What to work on
(1) According to the Mississippi River text, in what year did Columbus leave Spain on his fourth voyage?
(2) Pull out the part of the Mississippi River text between "Events such as" and "river are misleading.", inclusive, and copy it word for word.
>> BEGIN Source text
The fourth and final period will cover the river development until the present date. There is controversy over who was the first white man to discover and map the Mississippi river and who should take credit for it. Most historians claim that Hernando De Soto discovered the river, but when they found the “admiral’s map” which shows the Mississippi and land around it which was found at the royal library in Madrid, it shows to support the claim that the Mississippi was not discovered by De Soto but by Columbus instead.
In the year 1502 Columbus departed from Spain on his fourth voyage, which was the voyage that he landed at Santo Domingo and then continued on westward. The topic of flux and the sources of nutrients in the Mississippi-Atchafalaya river basin to the Gulf of Mexico is a large study. The current annual flux (in 1980-1996) from this basin was about 1. 6 million metric tons a year and on average, the total yield was 497kg/km^2/yr. It was about 61% nitrate, 37% dissolved and particulate organic N and about 2% ammonium.
The nitrate concentrations in the Mississippi River and some of its tributaries in the Midwest increased in between 2 to 5 fold in the past century. The nitrate flux from the Mississippi basin to the Gulf of Mexico averaged nearly one million metric tons a year since 1980 and is more than three times as large as it was thirty years ago. Most of the increase of nitrate flux in the Gulf of Mexico occurred between 1970 and 1983. Sine around 1980 the typical annual flux was very highly variable due to the variable amounts of precipitation and the increased annual nitrogen inputs to the basin.
Events such as the flood of 1993 nearly doubled the annual nitrate flux to the gulf of Mexico as a result of the leached nitrate from the soil-ground water systems in the Mississippi-Atchafalaya river basin. The high annual nitrate fluxes associated with all of the flood event can most defiantly be expected to occur in the future as flooding is very common in this area, considering that it is indeed a river basin and all the tributaries that flow into it swell during heavy rains. The emphasis on gradient advantages and causes of river avulsion and the insights from the late Holocene avustion history of the Mississippi river are misleading.
While the gradient advantages are very necessary for an avulsion to occur, the late Holocene avulsion of the Mississippi river in Louisiana suggests that some factors such as substrate composition and the floodplain channel distributions are more important. The cross valley to the down valley slope ratios of the Mississippi modern floodplain do indeed range from around 16 to 110 and are typically >30, while the slope ration is around 35 at the location of the old river also known as the Mississippi-Atchafalaya diversion.
>> END Source text
>> BEGIN Information shown
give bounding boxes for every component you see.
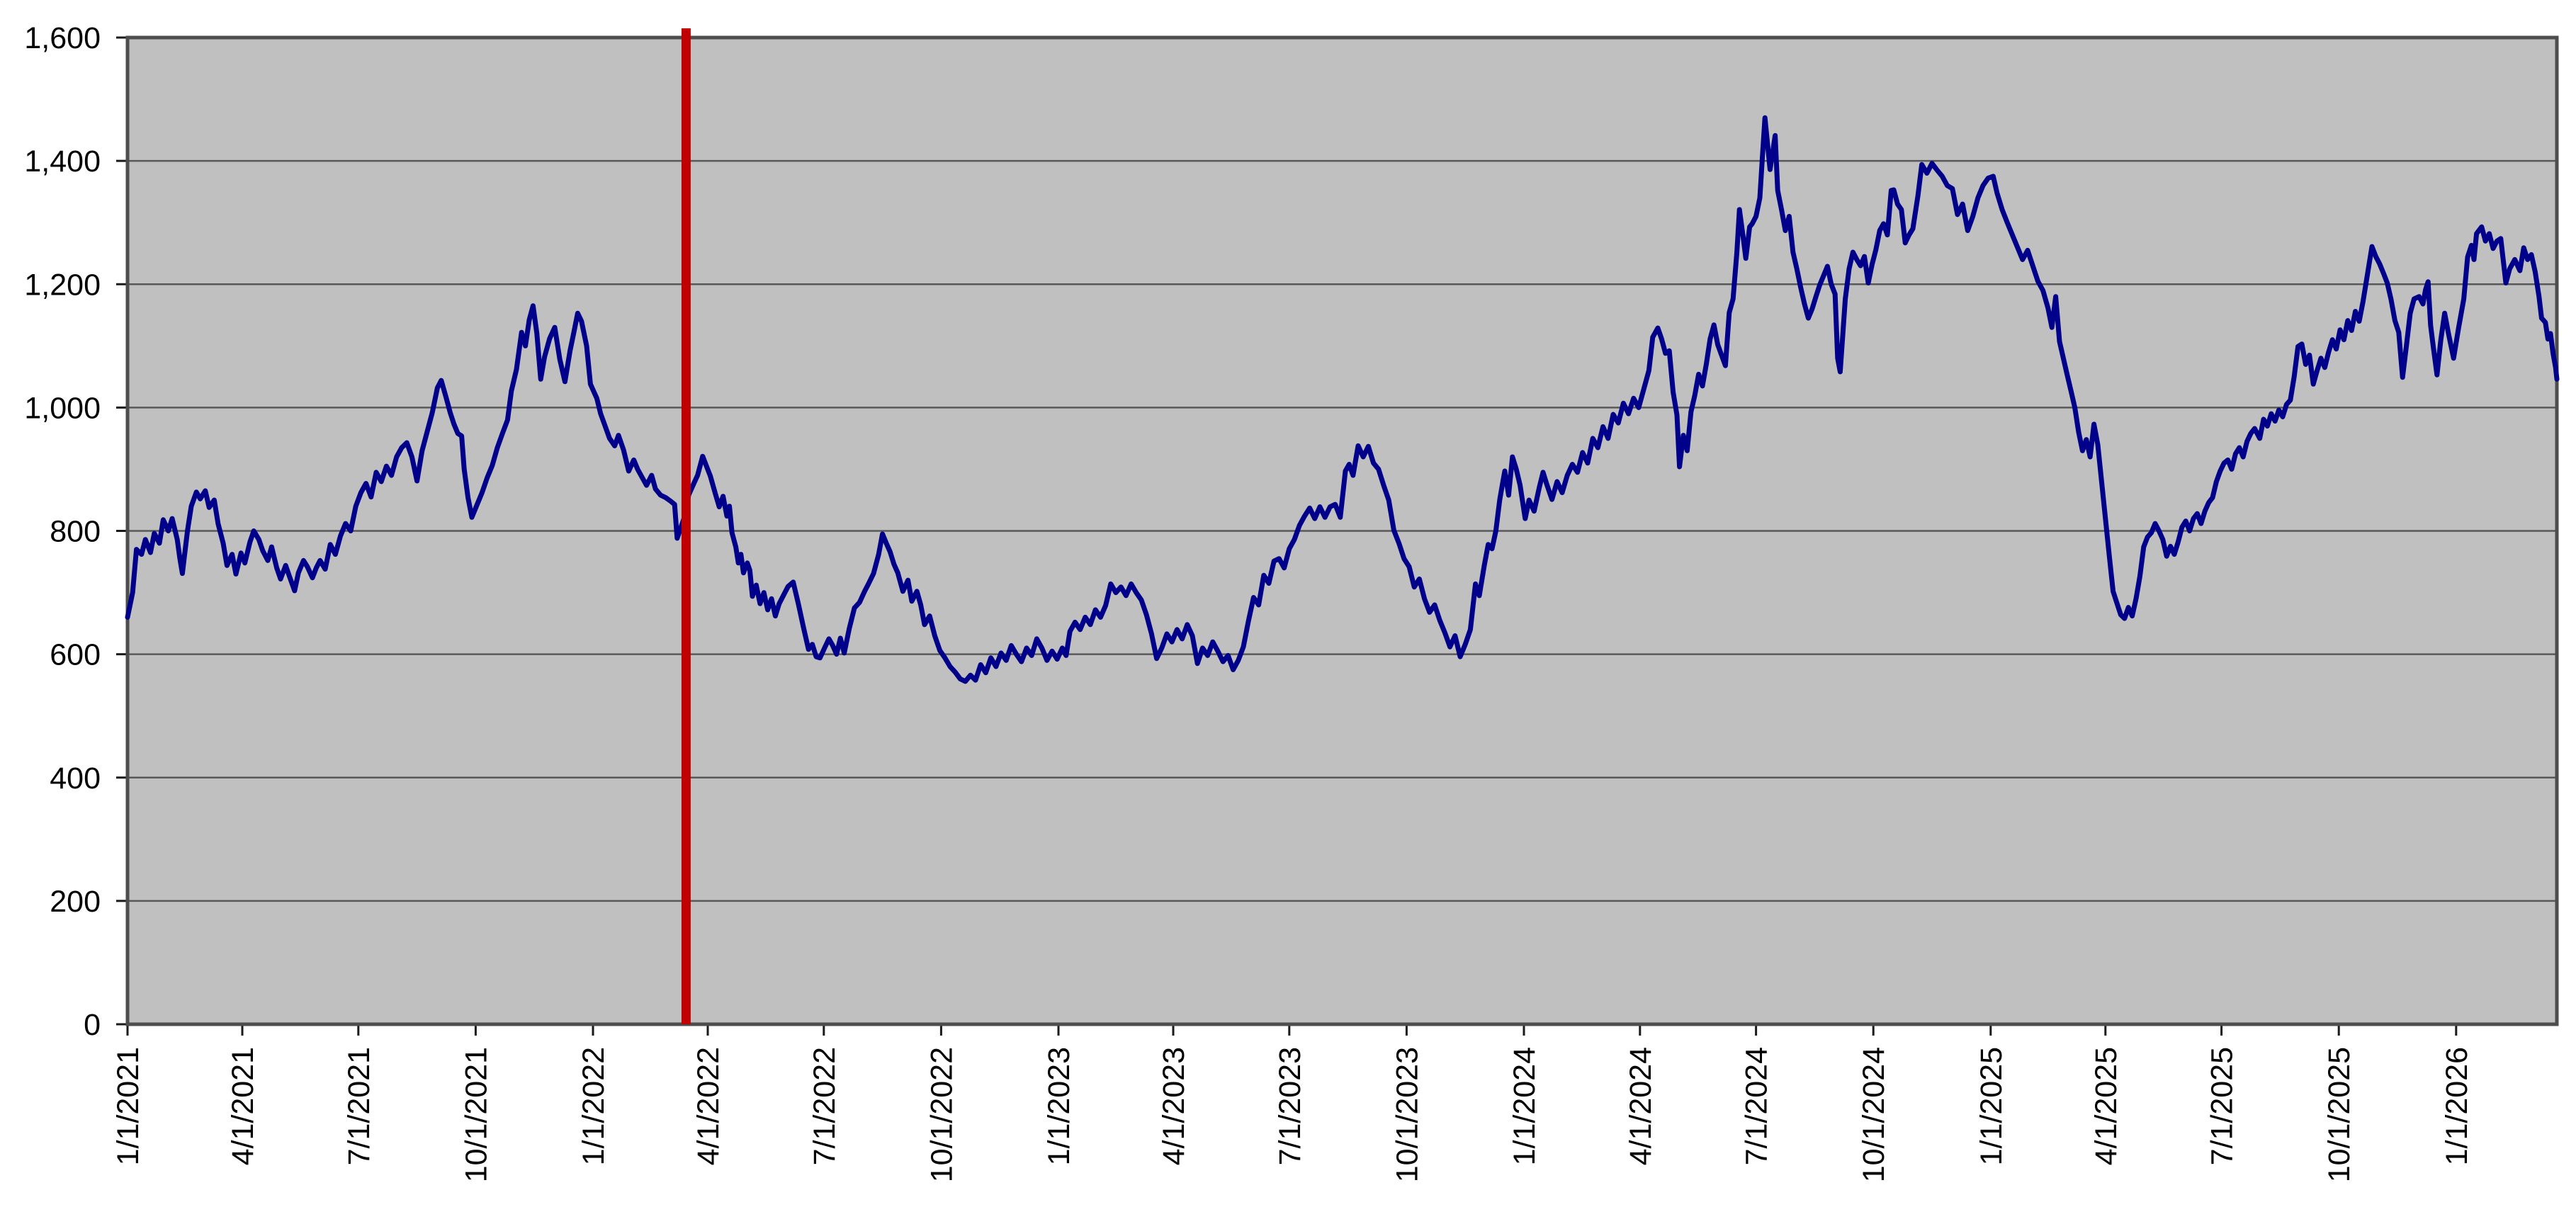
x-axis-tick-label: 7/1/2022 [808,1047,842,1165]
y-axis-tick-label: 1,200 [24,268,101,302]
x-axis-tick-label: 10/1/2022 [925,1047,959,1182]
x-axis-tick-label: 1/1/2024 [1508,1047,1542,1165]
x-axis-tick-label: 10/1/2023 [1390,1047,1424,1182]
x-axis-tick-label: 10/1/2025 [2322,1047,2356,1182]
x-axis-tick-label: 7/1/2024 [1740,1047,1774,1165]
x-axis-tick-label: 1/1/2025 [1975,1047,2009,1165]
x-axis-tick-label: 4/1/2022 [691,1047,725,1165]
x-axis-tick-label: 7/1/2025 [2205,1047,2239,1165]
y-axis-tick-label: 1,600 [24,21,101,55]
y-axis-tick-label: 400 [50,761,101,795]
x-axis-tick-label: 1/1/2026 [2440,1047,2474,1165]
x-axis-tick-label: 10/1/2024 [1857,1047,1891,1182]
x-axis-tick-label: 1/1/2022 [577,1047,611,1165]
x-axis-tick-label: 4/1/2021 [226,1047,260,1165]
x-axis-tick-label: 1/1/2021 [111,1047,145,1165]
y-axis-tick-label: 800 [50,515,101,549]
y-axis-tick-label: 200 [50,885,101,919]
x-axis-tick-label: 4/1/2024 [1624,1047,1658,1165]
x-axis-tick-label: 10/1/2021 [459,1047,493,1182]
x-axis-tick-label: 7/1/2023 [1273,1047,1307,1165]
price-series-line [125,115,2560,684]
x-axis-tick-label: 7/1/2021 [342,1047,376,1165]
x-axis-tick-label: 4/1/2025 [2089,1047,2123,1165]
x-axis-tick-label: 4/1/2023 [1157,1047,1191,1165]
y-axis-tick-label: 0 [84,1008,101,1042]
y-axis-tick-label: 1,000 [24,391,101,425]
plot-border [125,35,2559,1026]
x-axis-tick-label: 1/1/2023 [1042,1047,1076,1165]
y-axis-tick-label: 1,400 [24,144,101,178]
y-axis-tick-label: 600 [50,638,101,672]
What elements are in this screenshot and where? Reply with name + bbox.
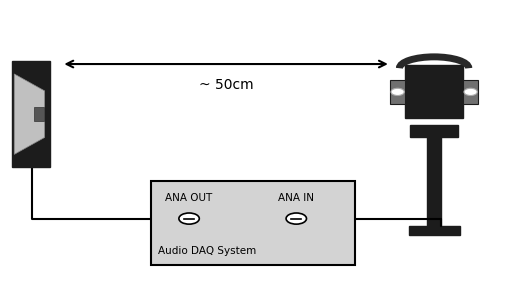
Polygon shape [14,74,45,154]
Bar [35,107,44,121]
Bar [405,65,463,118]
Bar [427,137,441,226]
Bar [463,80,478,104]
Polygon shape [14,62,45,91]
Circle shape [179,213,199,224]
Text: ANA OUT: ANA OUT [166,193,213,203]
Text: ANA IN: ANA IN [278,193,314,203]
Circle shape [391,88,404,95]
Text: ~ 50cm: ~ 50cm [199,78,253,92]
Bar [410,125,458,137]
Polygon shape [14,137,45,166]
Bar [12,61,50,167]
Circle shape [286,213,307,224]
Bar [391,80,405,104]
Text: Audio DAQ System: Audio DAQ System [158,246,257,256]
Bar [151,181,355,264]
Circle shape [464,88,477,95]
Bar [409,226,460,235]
>> END Information shown
Responses in order
(1) 1502

(2)
Events such as the flood of 1993 nearly doubled the annual nitrate flux to the gulf of Mexico as a result of the leached nitrate from the soil-ground water systems in the Mississippi-Atchafalaya river basin. The high annual nitrate fluxes associated with all of the flood event can most defiantly be expected to occur in the future as flooding is very common in this area, considering that it is indeed a river basin and all the tributaries that flow into it swell during heavy rains. The emphasis on gradient advantages and causes of river avulsion and the insights from the late Holocene avustion history of the Mississippi river are misleading.